> MATERIAL SHOWN:
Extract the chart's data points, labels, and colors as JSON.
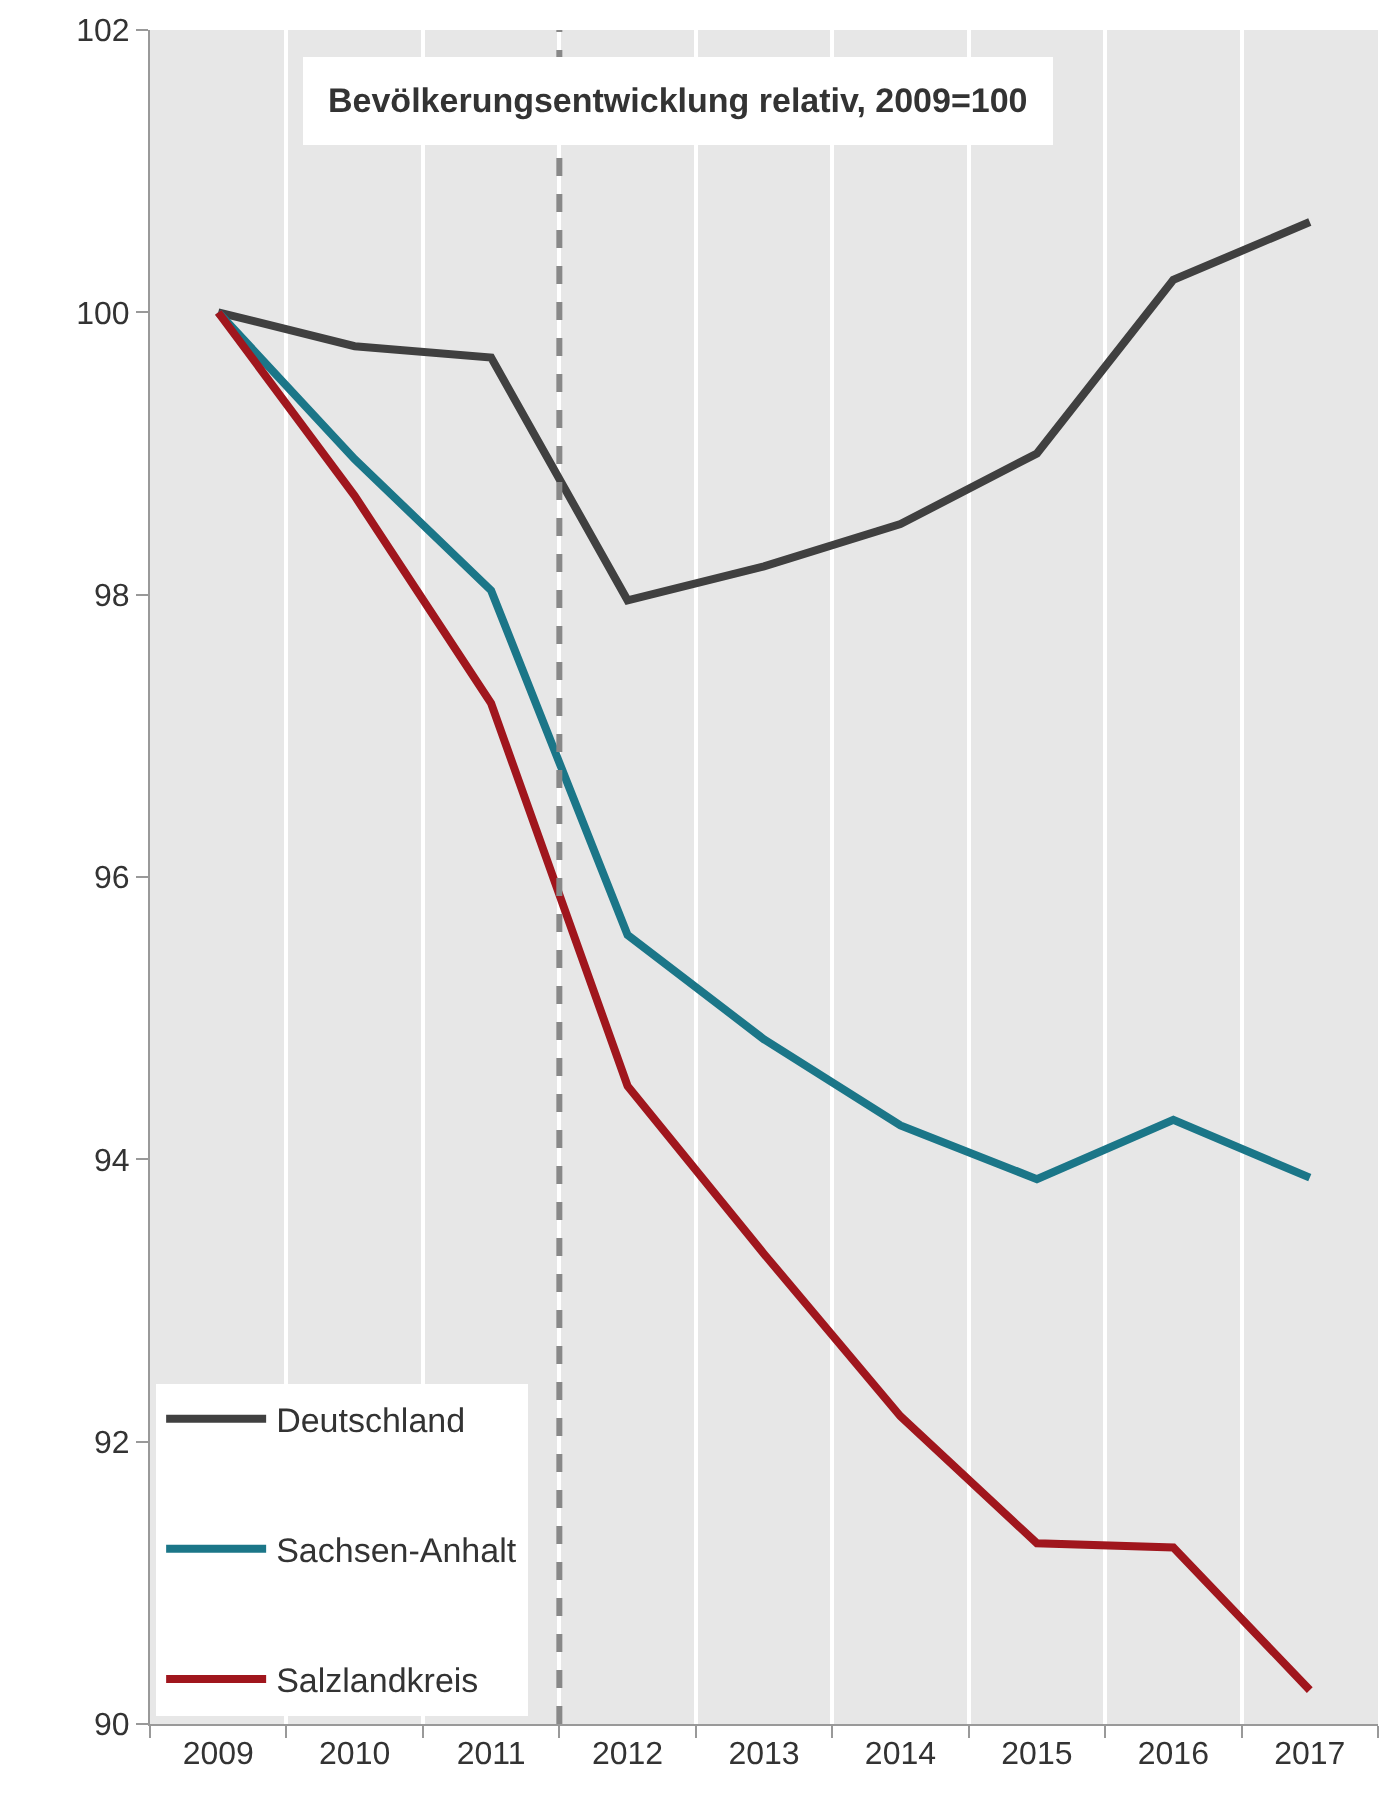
{
  "chart_data": {
    "type": "line",
    "title": "Bevölkerungsentwicklung relativ, 2009=100",
    "x": [
      2009,
      2010,
      2011,
      2012,
      2013,
      2014,
      2015,
      2016,
      2017
    ],
    "series": [
      {
        "name": "Deutschland",
        "color": "#404040",
        "values": [
          100,
          99.76,
          99.68,
          97.96,
          98.2,
          98.5,
          99.0,
          100.23,
          100.64
        ]
      },
      {
        "name": "Sachsen-Anhalt",
        "color": "#1b7688",
        "values": [
          100,
          98.96,
          98.03,
          95.59,
          94.85,
          94.24,
          93.86,
          94.28,
          93.87
        ]
      },
      {
        "name": "Salzlandkreis",
        "color": "#a0161d",
        "values": [
          100,
          98.7,
          97.23,
          94.52,
          93.33,
          92.18,
          91.28,
          91.25,
          90.24
        ]
      }
    ],
    "xlim": [
      2008.5,
      2017.5
    ],
    "xticks": [
      2009,
      2010,
      2011,
      2012,
      2013,
      2014,
      2015,
      2016,
      2017
    ],
    "ylim": [
      90,
      102
    ],
    "yticks": [
      90,
      92,
      94,
      96,
      98,
      100,
      102
    ],
    "ref_lines": [
      {
        "axis": "x",
        "value": 2011.5,
        "color": "#888888",
        "line_style": "dashed"
      }
    ],
    "grid": "x",
    "legend": "bottom left",
    "marker": "none",
    "line_style": "solid"
  }
}
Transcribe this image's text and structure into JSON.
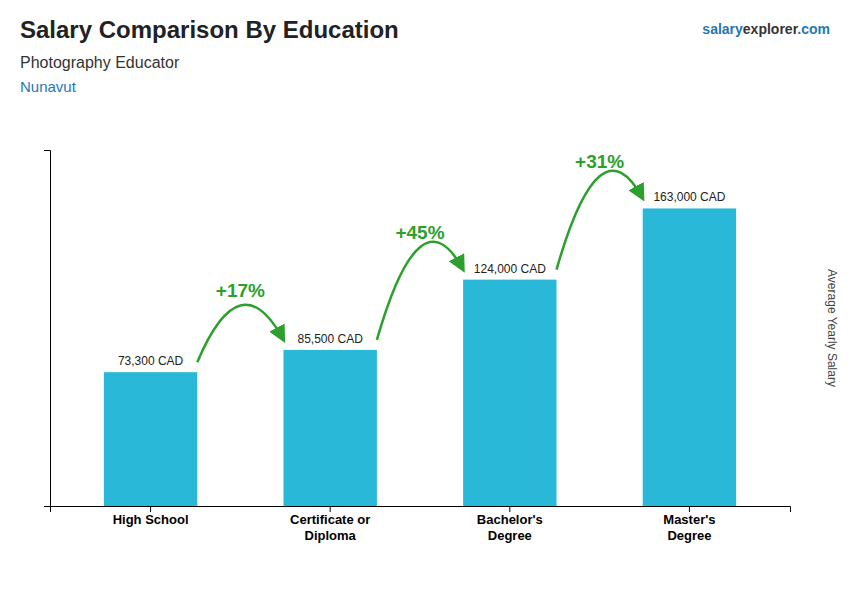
{
  "chart_data": {
    "type": "bar",
    "title": "Salary Comparison By Education",
    "subtitle": "Photography Educator",
    "location": "Nunavut",
    "website": [
      "salary",
      "explorer",
      ".com"
    ],
    "ylabel": "Average Yearly Salary",
    "categories": [
      "High School",
      "Certificate or\nDiploma",
      "Bachelor's\nDegree",
      "Master's\nDegree"
    ],
    "values": [
      73300,
      85500,
      124000,
      163000
    ],
    "value_labels": [
      "73,300 CAD",
      "85,500 CAD",
      "124,000 CAD",
      "163,000 CAD"
    ],
    "data_labels": true,
    "annotations": [
      "+17%",
      "+45%",
      "+31%"
    ],
    "color": "#29b8d8",
    "ylim": [
      0,
      195000
    ],
    "yticks": [],
    "tick_labels": "x",
    "grid": false
  }
}
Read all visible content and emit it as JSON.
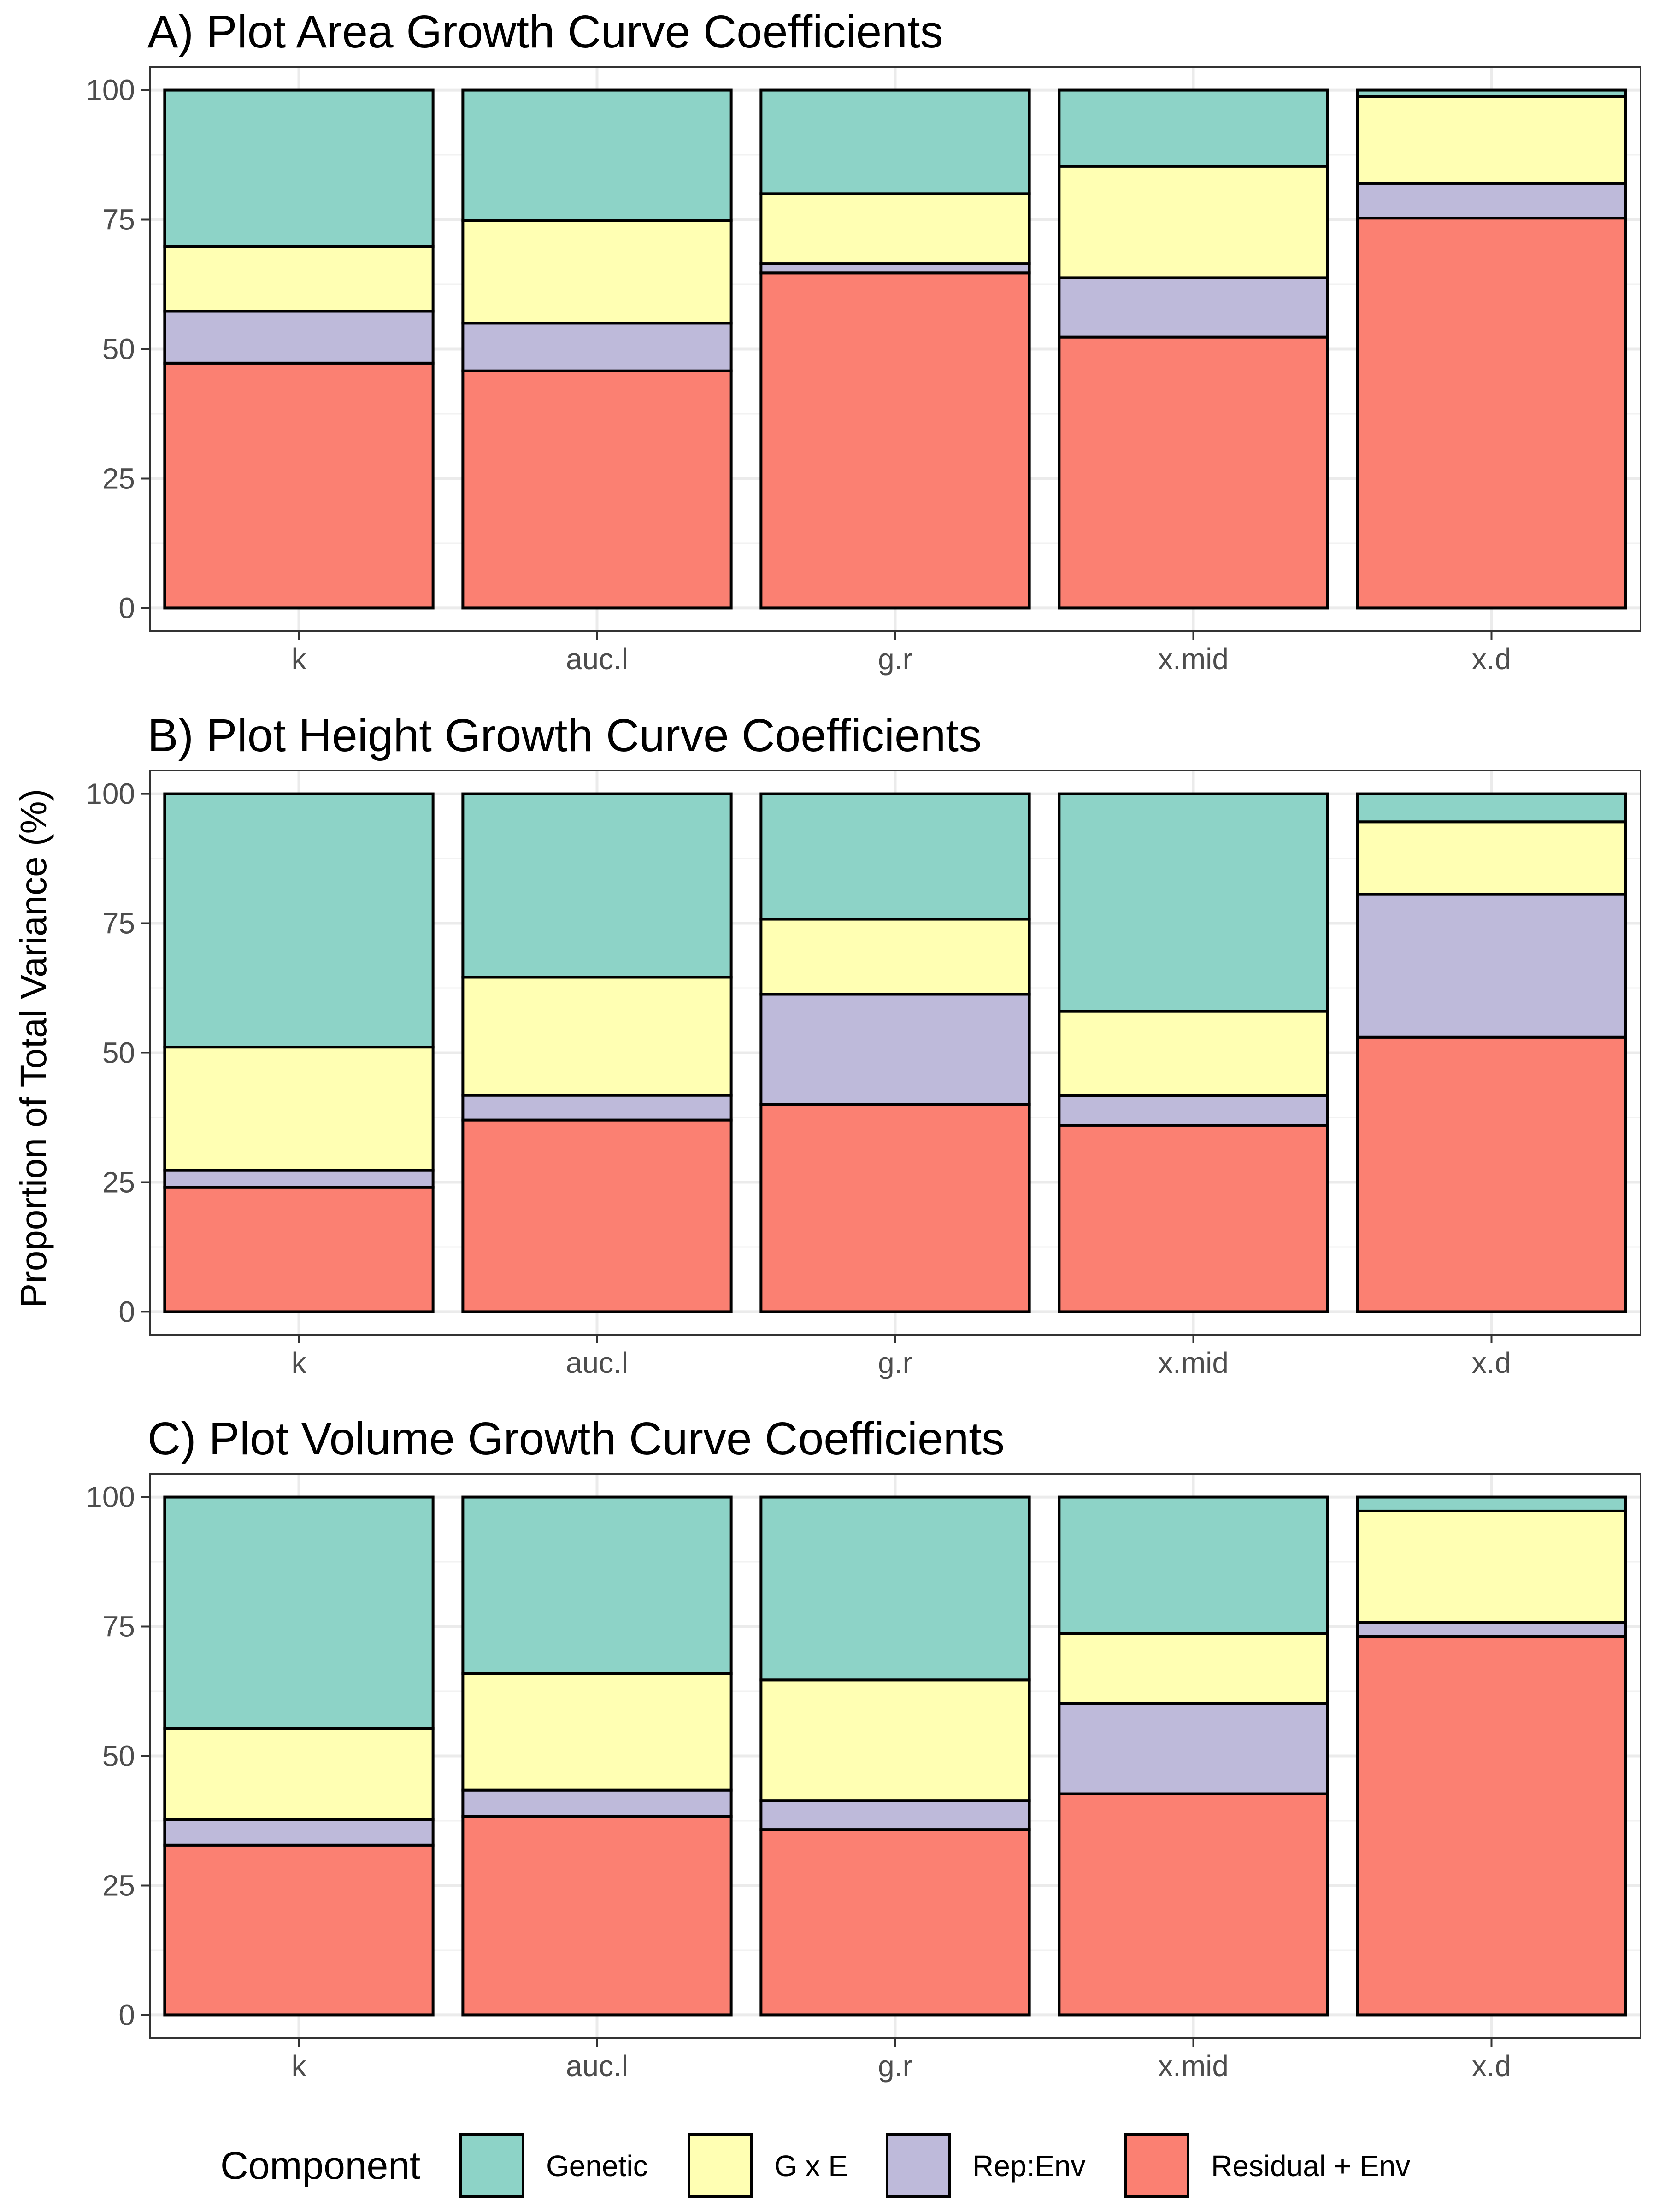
{
  "y_axis_title": "Proportion of Total Variance (%)",
  "legend": {
    "title": "Component",
    "items": [
      {
        "label": "Genetic",
        "color": "#8dd3c7"
      },
      {
        "label": "G x E",
        "color": "#ffffb3"
      },
      {
        "label": "Rep:Env",
        "color": "#bebada"
      },
      {
        "label": "Residual + Env",
        "color": "#fb8072"
      }
    ]
  },
  "chart_data": [
    {
      "type": "bar",
      "stacked": true,
      "title": "A) Plot Area Growth Curve Coefficients",
      "categories": [
        "k",
        "auc.l",
        "g.r",
        "x.mid",
        "x.d"
      ],
      "ylim": [
        0,
        100
      ],
      "yticks": [
        0,
        25,
        50,
        75,
        100
      ],
      "grid": true,
      "series": [
        {
          "name": "Residual + Env",
          "color": "#fb8072",
          "values": [
            47.3,
            45.8,
            64.7,
            52.3,
            75.3
          ]
        },
        {
          "name": "Rep:Env",
          "color": "#bebada",
          "values": [
            10.0,
            9.2,
            1.8,
            11.5,
            6.7
          ]
        },
        {
          "name": "G x E",
          "color": "#ffffb3",
          "values": [
            12.5,
            19.8,
            13.5,
            21.5,
            16.8
          ]
        },
        {
          "name": "Genetic",
          "color": "#8dd3c7",
          "values": [
            30.2,
            25.2,
            20.0,
            14.7,
            1.2
          ]
        }
      ]
    },
    {
      "type": "bar",
      "stacked": true,
      "title": "B) Plot Height Growth Curve Coefficients",
      "categories": [
        "k",
        "auc.l",
        "g.r",
        "x.mid",
        "x.d"
      ],
      "ylim": [
        0,
        100
      ],
      "yticks": [
        0,
        25,
        50,
        75,
        100
      ],
      "grid": true,
      "series": [
        {
          "name": "Residual + Env",
          "color": "#fb8072",
          "values": [
            24.0,
            37.0,
            40.0,
            36.0,
            53.0
          ]
        },
        {
          "name": "Rep:Env",
          "color": "#bebada",
          "values": [
            3.3,
            4.8,
            21.3,
            5.7,
            27.6
          ]
        },
        {
          "name": "G x E",
          "color": "#ffffb3",
          "values": [
            23.8,
            22.8,
            14.5,
            16.3,
            14.0
          ]
        },
        {
          "name": "Genetic",
          "color": "#8dd3c7",
          "values": [
            48.9,
            35.4,
            24.2,
            42.0,
            5.4
          ]
        }
      ]
    },
    {
      "type": "bar",
      "stacked": true,
      "title": "C) Plot Volume Growth Curve Coefficients",
      "categories": [
        "k",
        "auc.l",
        "g.r",
        "x.mid",
        "x.d"
      ],
      "ylim": [
        0,
        100
      ],
      "yticks": [
        0,
        25,
        50,
        75,
        100
      ],
      "grid": true,
      "series": [
        {
          "name": "Residual + Env",
          "color": "#fb8072",
          "values": [
            32.8,
            38.3,
            35.8,
            42.7,
            73.0
          ]
        },
        {
          "name": "Rep:Env",
          "color": "#bebada",
          "values": [
            4.9,
            5.1,
            5.6,
            17.4,
            2.8
          ]
        },
        {
          "name": "G x E",
          "color": "#ffffb3",
          "values": [
            17.6,
            22.5,
            23.3,
            13.6,
            21.5
          ]
        },
        {
          "name": "Genetic",
          "color": "#8dd3c7",
          "values": [
            44.7,
            34.1,
            35.3,
            26.3,
            2.7
          ]
        }
      ]
    }
  ]
}
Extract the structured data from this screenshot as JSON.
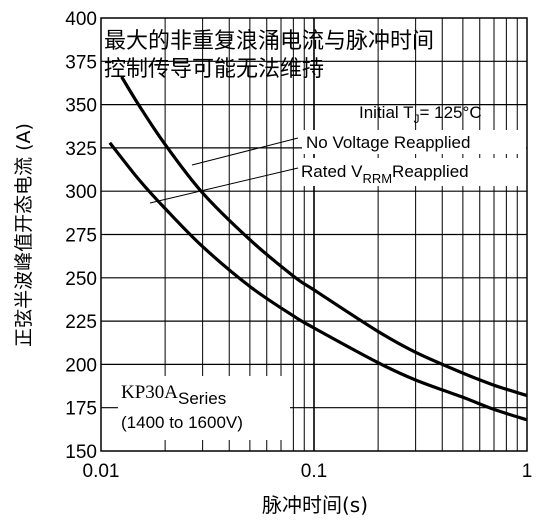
{
  "chart_data": {
    "type": "line",
    "title": "最大的非重复浪涌电流与脉冲时间控制传导可能无法维持",
    "title_lines": [
      "最大的非重复浪涌电流与脉冲时间",
      "控制传导可能无法维持"
    ],
    "xlabel": "脉冲时间(s)",
    "ylabel": "正弦半波峰值开态电流 (A)",
    "x_scale": "log",
    "xlim": [
      0.01,
      1
    ],
    "ylim": [
      150,
      400
    ],
    "x_ticks": [
      "0.01",
      "0.1",
      "1"
    ],
    "y_ticks": [
      "400",
      "375",
      "350",
      "325",
      "300",
      "275",
      "250",
      "225",
      "200",
      "175",
      "150"
    ],
    "grid": true,
    "series": [
      {
        "name": "No Voltage Reapplied",
        "x": [
          0.0125,
          0.015,
          0.02,
          0.03,
          0.05,
          0.08,
          0.1,
          0.2,
          0.3,
          0.5,
          0.7,
          1.0
        ],
        "y": [
          366,
          350,
          327,
          299,
          272,
          251,
          243,
          219,
          207,
          195,
          188,
          182
        ]
      },
      {
        "name": "Rated VRRM Reapplied",
        "x": [
          0.011,
          0.015,
          0.02,
          0.03,
          0.05,
          0.08,
          0.1,
          0.2,
          0.3,
          0.5,
          0.7,
          1.0
        ],
        "y": [
          328,
          307,
          290,
          268,
          245,
          228,
          221,
          201,
          191,
          181,
          174,
          168
        ]
      }
    ],
    "annotations": {
      "initial_tj": "Initial T",
      "initial_tj_sub": "J",
      "initial_tj_value": "= 125°C",
      "no_voltage": "No Voltage Reapplied",
      "rated_prefix": "Rated V",
      "rated_sub": "RRM",
      "rated_suffix": "Reapplied",
      "series_model": "KP30A",
      "series_word": "Series",
      "series_range": "(1400 to 1600V)"
    }
  }
}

> DIRECTIONS: Each line in the data that holds the string "Coefficients" should be found and copied.

> THE SOLUTION:
      "title": "A) Plot Area Growth Curve Coefficients",
      "title": "B) Plot Height Growth Curve Coefficients",
      "title": "C) Plot Volume Growth Curve Coefficients",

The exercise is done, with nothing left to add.